Problem statement: Count lines holding the word "ПОСЕТА". Only the number is wanted.

Stored rows:
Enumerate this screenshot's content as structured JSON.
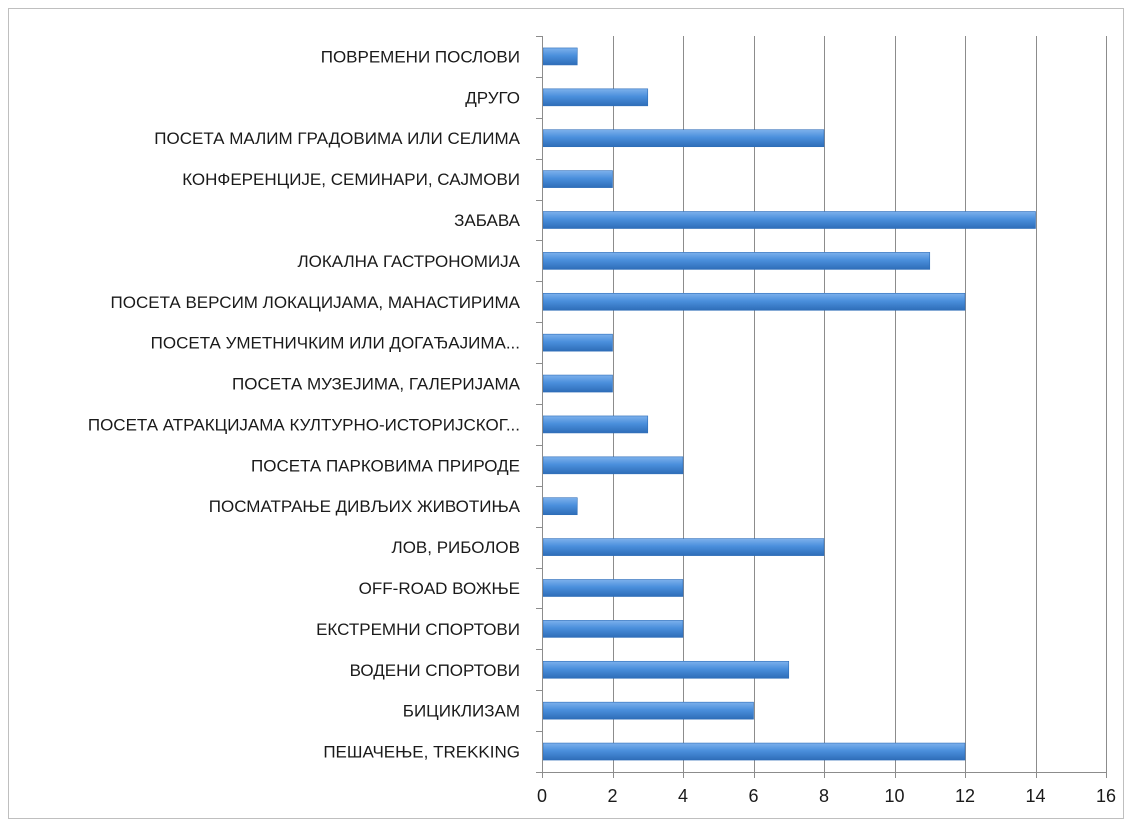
{
  "chart_data": {
    "type": "bar",
    "orientation": "horizontal",
    "title": "",
    "xlabel": "",
    "ylabel": "",
    "categories": [
      "ПОВРЕМЕНИ ПОСЛОВИ",
      "ДРУГО",
      "ПОСЕТА МАЛИМ ГРАДОВИМА ИЛИ СЕЛИМА",
      "КОНФЕРЕНЦИЈЕ, СЕМИНАРИ, САЈМОВИ",
      "ЗАБАВА",
      "ЛОКАЛНА ГАСТРОНОМИЈА",
      "ПОСЕТА ВЕРСИМ ЛОКАЦИЈАМА, МАНАСТИРИМА",
      "ПОСЕТА УМЕТНИЧКИМ ИЛИ ДОГАЂАЈИМА...",
      "ПОСЕТА МУЗЕЈИМА, ГАЛЕРИЈАМА",
      "ПОСЕТА АТРАКЦИЈАМА КУЛТУРНО-ИСТОРИЈСКОГ...",
      "ПОСЕТА ПАРКОВИМА ПРИРОДЕ",
      "ПОСМАТРАЊЕ ДИВЉИХ ЖИВОТИЊА",
      "ЛОВ, РИБОЛОВ",
      "OFF-ROAD ВОЖЊЕ",
      "ЕКСТРЕМНИ СПОРТОВИ",
      "ВОДЕНИ СПОРТОВИ",
      "БИЦИКЛИЗАМ",
      "ПЕШАЧЕЊЕ, TREKKING"
    ],
    "values": [
      1,
      3,
      8,
      2,
      14,
      11,
      12,
      2,
      2,
      3,
      4,
      1,
      8,
      4,
      4,
      7,
      6,
      12
    ],
    "xlim": [
      0,
      16
    ],
    "xticks": [
      0,
      2,
      4,
      6,
      8,
      10,
      12,
      14,
      16
    ],
    "grid": true,
    "legend": "none",
    "bar_color": "#4a8fdc",
    "bar_color_dark": "#2e6db8",
    "bar_color_light": "#7db1ec"
  }
}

Response: 6